Items from a data source

%%

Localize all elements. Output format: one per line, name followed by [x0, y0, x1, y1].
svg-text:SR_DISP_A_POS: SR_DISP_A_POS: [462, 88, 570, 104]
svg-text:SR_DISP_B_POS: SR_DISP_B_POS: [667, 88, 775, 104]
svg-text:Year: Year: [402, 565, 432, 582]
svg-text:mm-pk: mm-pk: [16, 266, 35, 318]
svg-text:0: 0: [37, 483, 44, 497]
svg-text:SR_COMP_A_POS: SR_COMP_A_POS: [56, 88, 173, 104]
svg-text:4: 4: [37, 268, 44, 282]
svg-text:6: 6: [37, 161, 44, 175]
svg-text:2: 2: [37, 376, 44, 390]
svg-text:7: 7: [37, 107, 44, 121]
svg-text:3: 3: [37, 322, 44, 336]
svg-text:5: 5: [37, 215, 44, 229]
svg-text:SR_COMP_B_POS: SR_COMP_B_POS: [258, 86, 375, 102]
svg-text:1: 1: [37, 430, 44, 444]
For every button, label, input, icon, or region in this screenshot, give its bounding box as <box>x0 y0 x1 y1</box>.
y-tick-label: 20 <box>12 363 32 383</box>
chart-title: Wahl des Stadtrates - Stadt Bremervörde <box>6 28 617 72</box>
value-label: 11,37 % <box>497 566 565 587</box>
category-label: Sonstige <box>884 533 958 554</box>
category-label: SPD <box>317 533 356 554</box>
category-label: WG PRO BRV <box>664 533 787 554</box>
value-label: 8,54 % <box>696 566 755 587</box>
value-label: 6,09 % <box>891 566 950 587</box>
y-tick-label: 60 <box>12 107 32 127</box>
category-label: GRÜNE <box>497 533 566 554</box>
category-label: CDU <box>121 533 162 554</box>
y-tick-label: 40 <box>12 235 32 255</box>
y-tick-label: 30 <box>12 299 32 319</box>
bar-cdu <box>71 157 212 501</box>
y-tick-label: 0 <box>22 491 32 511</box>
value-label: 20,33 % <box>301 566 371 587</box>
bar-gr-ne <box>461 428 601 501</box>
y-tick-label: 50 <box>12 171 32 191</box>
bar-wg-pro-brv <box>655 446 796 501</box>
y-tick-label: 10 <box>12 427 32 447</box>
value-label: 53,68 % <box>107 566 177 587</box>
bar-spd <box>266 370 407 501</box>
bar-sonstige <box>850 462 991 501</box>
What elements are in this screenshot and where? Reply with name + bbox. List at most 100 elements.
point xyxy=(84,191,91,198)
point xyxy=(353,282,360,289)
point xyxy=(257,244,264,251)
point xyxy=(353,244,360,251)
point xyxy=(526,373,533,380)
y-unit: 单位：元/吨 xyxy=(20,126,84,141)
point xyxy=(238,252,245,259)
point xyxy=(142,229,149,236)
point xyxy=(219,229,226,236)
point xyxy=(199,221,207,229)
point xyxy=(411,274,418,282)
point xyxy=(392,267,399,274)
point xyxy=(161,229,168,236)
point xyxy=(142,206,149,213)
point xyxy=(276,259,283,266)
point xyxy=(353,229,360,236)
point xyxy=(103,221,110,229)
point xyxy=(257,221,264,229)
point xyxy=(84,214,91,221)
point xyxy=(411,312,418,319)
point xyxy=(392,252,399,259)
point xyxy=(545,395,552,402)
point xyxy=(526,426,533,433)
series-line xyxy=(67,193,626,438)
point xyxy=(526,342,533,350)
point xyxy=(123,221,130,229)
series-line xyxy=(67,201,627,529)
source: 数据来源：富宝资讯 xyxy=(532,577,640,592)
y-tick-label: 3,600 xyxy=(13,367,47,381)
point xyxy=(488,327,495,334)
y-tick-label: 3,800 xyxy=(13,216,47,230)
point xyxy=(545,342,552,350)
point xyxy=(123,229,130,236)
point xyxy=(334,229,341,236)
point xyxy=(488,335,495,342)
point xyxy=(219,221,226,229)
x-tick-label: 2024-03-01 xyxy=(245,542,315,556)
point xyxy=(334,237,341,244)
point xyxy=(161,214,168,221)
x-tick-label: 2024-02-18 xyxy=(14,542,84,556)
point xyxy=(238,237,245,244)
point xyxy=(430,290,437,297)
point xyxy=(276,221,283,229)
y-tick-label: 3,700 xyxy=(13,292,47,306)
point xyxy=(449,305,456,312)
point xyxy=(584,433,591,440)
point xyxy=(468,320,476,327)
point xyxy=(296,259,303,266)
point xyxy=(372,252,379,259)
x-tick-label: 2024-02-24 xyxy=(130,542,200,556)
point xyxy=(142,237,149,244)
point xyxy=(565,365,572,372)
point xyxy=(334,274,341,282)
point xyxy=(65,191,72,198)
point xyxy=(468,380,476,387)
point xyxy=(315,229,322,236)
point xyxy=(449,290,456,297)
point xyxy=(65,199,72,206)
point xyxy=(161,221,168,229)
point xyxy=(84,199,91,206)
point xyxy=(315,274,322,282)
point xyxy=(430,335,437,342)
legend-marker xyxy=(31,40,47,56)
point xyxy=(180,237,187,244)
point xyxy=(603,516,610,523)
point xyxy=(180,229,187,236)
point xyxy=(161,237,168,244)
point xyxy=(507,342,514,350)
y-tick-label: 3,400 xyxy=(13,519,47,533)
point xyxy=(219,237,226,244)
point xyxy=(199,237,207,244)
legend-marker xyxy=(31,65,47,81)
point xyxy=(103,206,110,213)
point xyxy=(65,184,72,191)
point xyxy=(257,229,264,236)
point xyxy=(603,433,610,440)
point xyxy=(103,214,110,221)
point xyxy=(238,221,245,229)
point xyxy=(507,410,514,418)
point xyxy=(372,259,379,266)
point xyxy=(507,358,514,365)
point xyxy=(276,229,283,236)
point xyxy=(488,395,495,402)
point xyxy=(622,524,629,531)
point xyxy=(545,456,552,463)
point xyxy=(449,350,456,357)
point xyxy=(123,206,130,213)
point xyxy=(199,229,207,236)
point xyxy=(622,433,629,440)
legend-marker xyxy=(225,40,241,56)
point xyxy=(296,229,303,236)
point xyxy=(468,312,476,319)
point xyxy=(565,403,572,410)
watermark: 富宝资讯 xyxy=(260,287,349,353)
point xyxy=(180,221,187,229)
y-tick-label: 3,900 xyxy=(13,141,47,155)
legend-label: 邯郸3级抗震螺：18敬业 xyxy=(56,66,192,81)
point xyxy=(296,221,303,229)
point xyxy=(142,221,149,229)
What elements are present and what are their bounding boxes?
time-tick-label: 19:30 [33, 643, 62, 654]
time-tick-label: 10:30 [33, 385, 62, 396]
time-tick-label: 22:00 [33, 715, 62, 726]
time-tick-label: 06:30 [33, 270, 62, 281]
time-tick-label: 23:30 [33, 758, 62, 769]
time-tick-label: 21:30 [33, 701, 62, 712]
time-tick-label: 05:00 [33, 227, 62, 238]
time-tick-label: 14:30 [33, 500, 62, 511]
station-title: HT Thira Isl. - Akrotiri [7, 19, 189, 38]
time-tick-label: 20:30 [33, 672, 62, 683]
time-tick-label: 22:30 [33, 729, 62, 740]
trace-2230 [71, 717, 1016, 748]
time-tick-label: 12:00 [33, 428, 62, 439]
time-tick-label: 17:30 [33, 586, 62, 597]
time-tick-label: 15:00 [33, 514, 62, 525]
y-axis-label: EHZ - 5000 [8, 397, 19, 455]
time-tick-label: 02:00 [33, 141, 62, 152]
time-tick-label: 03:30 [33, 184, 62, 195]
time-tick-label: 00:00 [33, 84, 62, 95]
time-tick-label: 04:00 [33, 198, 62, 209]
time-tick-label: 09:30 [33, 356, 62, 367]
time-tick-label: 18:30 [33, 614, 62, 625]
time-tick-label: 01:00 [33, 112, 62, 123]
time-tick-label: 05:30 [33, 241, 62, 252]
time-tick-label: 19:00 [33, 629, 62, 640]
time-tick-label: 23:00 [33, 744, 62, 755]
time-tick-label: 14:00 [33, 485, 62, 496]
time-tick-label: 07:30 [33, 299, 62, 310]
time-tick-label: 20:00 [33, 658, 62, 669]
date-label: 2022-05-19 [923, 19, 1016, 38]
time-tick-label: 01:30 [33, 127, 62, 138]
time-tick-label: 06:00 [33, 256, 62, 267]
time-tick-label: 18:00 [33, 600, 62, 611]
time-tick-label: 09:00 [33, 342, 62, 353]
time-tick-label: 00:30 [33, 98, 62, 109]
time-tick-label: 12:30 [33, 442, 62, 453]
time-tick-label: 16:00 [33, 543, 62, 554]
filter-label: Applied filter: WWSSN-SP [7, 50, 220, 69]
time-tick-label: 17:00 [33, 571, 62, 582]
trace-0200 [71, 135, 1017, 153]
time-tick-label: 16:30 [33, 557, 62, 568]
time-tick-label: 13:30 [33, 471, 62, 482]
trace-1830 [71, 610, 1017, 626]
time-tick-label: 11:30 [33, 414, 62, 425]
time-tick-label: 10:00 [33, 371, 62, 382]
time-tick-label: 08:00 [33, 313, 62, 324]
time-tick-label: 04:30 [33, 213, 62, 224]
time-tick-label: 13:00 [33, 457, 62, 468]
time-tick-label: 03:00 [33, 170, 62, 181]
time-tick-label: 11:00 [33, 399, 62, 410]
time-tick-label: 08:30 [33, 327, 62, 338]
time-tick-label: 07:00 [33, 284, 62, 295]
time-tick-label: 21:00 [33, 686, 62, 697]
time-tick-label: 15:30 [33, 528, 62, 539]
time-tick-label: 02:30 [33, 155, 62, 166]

%%

• [Objective]: Reproduce the records word for word, from the start of the records through the line that contains "svg-text:4: 4: [37, 268, 44, 282]", including that line.

• [Exercise result]:
Localize all elements. Output format: one per line, name followed by [x0, y0, x1, y1].
svg-text:SR_DISP_A_POS: SR_DISP_A_POS: [462, 88, 570, 104]
svg-text:SR_DISP_B_POS: SR_DISP_B_POS: [667, 88, 775, 104]
svg-text:Year: Year: [402, 565, 432, 582]
svg-text:mm-pk: mm-pk: [16, 266, 35, 318]
svg-text:0: 0: [37, 483, 44, 497]
svg-text:SR_COMP_A_POS: SR_COMP_A_POS: [56, 88, 173, 104]
svg-text:4: 4: [37, 268, 44, 282]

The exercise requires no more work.